------ INPUT ------

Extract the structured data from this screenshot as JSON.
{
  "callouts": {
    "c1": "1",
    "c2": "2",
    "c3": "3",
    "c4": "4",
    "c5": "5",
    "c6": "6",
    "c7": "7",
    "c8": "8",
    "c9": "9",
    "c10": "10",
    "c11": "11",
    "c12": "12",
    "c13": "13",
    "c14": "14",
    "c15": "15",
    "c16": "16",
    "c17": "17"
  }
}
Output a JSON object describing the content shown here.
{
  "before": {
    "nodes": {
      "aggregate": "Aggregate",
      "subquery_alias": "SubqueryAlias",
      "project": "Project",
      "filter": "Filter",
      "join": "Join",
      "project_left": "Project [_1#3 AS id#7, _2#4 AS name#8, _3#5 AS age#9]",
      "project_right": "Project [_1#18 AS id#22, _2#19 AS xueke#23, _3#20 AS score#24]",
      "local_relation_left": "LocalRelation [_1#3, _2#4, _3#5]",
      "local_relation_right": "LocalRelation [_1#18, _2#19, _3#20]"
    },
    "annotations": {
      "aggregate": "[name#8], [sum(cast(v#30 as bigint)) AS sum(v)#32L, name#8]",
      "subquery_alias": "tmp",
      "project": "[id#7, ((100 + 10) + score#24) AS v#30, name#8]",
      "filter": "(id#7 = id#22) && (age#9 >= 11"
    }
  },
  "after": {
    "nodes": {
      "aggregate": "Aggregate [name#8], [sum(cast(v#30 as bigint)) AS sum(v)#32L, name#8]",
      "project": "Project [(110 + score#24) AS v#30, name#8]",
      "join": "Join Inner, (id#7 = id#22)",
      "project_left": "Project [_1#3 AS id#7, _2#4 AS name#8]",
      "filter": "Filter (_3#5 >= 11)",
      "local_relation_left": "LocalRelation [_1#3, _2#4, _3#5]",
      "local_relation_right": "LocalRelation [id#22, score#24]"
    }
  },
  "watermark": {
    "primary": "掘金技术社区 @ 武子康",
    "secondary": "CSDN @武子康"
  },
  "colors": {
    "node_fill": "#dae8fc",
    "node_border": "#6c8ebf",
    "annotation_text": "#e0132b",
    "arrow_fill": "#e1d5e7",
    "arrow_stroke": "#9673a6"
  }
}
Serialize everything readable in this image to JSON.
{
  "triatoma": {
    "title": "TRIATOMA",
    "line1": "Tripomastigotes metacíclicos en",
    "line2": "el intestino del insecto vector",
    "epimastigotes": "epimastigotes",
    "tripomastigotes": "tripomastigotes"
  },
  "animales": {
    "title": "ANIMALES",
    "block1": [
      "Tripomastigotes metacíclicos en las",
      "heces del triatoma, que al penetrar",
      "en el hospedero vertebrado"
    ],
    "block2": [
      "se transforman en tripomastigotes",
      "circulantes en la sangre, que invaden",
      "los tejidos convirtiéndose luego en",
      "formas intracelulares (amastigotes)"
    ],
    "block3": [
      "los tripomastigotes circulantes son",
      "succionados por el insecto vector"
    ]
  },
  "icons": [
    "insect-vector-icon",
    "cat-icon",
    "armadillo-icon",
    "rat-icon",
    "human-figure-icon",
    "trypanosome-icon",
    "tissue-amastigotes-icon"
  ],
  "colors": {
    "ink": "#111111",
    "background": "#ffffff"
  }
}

------

Return exactly the lines of the data, and only those, from the line with "Serialize everything readable" through the last line, inclusive.

Serialize everything readable in this image to JSON.
{
  "triatoma": {
    "title": "TRIATOMA",
    "line1": "Tripomastigotes metacíclicos en",
    "line2": "el intestino del insecto vector",
    "epimastigotes": "epimastigotes",
    "tripomastigotes": "tripomastigotes"
  },
  "animales": {
    "title": "ANIMALES",
    "block1": [
      "Tripomastigotes metacíclicos en las",
      "heces del triatoma, que al penetrar",
      "en el hospedero vertebrado"
    ],
    "block2": [
      "se transforman en tripomastigotes",
      "circulantes en la sangre, que invaden",
      "los tejidos convirtiéndose luego en",
      "formas intracelulares (amastigotes)"
    ],
    "block3": [
      "los tripomastigotes circulantes son",
      "succionados por el insecto vector"
    ]
  },
  "icons": [
    "insect-vector-icon",
    "cat-icon",
    "armadillo-icon",
    "rat-icon",
    "human-figure-icon",
    "trypanosome-icon",
    "tissue-amastigotes-icon"
  ],
  "colors": {
    "ink": "#111111",
    "background": "#ffffff"
  }
}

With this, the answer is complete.